What to produce - Count how many lines below contain the word "συστήματος", then give that number alone.

Data shown -
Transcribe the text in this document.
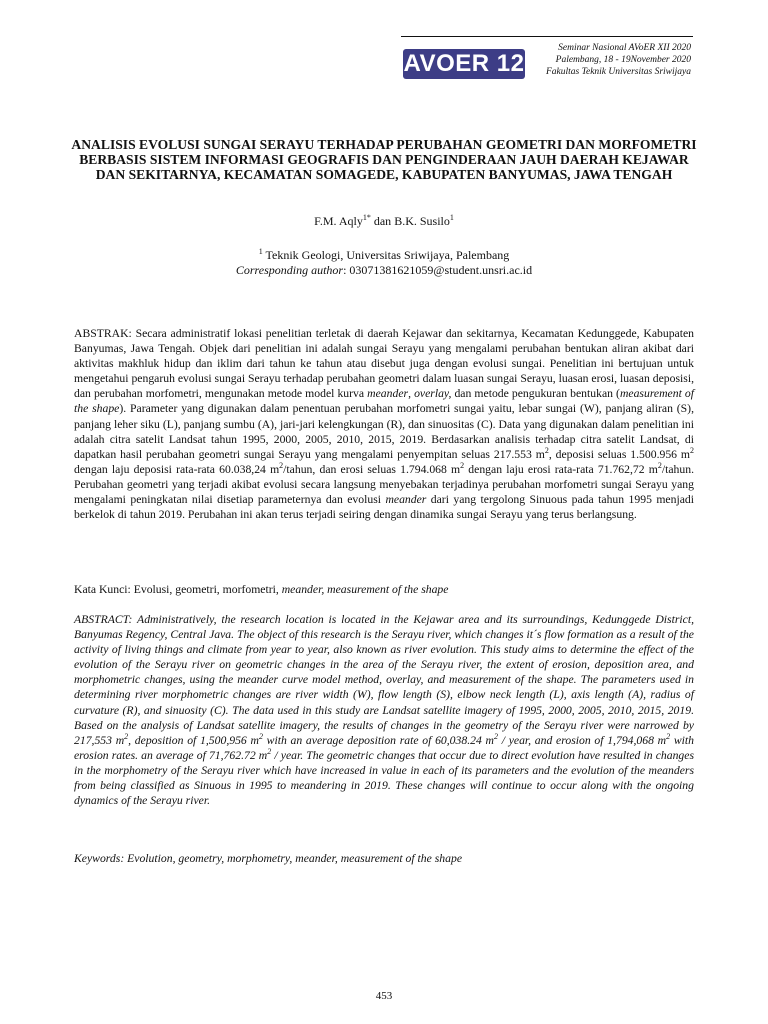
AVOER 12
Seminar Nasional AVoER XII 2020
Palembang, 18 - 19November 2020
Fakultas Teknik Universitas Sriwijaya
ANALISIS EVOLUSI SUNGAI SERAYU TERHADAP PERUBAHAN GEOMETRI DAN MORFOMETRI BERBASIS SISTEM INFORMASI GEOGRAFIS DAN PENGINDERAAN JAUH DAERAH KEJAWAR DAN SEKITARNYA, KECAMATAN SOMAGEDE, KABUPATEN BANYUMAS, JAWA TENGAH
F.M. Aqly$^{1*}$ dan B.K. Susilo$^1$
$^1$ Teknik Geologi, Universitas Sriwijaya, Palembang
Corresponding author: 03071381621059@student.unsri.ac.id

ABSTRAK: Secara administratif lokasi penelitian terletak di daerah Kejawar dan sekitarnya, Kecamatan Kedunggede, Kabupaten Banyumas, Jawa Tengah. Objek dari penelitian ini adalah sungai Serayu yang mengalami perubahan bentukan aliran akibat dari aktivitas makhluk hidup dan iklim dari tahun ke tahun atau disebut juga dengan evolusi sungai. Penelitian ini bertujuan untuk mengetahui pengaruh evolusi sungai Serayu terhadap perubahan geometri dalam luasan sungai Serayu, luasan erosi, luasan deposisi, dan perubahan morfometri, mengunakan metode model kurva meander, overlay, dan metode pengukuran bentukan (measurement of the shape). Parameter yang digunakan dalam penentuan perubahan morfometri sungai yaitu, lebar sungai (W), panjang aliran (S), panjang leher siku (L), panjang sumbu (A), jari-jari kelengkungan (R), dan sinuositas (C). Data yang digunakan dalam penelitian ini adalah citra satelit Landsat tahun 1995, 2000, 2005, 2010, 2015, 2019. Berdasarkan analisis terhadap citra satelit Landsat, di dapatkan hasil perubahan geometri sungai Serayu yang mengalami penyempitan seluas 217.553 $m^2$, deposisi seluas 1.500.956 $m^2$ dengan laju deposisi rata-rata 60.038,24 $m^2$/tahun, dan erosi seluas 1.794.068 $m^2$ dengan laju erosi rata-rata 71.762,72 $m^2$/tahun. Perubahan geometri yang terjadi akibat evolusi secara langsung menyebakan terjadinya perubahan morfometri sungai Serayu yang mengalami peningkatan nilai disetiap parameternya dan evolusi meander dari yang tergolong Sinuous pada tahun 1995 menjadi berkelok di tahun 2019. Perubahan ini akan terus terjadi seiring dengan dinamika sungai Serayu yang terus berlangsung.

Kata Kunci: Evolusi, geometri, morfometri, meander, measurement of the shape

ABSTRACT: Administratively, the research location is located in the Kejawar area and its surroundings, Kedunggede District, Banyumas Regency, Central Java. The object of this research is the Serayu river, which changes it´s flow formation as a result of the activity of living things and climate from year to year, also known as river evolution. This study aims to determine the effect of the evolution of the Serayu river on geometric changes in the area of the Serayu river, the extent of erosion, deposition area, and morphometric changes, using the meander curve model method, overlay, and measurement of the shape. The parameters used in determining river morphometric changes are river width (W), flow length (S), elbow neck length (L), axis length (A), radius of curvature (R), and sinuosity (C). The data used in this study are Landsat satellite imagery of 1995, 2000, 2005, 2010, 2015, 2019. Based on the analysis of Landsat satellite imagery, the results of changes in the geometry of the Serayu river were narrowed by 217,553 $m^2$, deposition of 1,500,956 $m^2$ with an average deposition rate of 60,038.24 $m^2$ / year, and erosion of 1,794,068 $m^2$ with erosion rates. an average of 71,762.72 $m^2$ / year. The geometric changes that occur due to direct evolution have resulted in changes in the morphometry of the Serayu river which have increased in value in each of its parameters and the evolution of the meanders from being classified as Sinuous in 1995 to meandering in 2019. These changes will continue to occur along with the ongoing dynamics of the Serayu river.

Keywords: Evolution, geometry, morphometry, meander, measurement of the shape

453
* * *
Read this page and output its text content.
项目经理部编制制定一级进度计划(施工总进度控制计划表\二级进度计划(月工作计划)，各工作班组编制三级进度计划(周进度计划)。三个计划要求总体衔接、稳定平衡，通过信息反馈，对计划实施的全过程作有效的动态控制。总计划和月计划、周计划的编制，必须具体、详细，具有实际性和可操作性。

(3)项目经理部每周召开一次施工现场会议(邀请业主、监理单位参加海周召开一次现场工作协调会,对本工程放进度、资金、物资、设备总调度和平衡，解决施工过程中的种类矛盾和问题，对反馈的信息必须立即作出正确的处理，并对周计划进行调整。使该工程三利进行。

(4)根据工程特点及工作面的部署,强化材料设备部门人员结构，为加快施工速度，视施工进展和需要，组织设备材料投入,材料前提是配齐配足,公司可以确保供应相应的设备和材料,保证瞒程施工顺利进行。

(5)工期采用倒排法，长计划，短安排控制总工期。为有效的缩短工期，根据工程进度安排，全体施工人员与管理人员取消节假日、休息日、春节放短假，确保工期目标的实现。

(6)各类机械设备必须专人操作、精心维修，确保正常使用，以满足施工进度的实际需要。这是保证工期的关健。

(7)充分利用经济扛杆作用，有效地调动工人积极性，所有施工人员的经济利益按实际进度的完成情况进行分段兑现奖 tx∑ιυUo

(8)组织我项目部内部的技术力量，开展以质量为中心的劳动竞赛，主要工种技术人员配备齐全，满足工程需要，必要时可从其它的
--
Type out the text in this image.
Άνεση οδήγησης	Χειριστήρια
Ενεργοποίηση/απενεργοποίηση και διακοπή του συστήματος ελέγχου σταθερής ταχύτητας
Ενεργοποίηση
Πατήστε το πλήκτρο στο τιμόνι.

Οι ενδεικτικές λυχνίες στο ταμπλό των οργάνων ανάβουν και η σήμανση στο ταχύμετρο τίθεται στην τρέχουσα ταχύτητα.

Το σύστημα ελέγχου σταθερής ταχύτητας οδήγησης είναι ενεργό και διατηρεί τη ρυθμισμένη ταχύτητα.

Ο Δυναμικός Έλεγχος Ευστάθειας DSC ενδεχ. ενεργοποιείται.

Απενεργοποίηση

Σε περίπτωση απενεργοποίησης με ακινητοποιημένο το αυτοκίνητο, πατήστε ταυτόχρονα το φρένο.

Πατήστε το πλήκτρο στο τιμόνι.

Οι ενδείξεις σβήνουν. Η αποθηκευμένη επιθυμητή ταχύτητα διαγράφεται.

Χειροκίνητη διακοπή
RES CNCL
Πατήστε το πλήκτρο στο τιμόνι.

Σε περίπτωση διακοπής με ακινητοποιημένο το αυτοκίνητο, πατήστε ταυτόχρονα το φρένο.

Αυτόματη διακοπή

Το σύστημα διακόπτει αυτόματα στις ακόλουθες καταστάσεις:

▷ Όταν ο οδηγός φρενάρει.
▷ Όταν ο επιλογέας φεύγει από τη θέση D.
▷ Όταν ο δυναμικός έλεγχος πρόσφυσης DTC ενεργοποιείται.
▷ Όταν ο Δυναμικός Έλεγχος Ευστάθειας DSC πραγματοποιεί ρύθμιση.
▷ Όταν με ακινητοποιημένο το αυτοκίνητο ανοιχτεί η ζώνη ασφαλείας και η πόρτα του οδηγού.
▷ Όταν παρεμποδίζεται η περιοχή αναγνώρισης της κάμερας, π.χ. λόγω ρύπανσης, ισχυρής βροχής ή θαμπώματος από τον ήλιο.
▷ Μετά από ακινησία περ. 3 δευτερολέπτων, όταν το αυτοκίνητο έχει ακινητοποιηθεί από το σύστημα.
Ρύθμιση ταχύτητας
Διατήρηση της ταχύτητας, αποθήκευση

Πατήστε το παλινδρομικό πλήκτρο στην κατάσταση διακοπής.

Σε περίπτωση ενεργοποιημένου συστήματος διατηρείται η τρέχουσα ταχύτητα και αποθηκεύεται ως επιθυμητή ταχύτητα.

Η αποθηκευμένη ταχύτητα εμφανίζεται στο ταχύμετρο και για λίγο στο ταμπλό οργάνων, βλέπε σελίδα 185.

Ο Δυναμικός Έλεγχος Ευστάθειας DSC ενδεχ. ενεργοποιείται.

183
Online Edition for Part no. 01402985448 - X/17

Output of the task - 2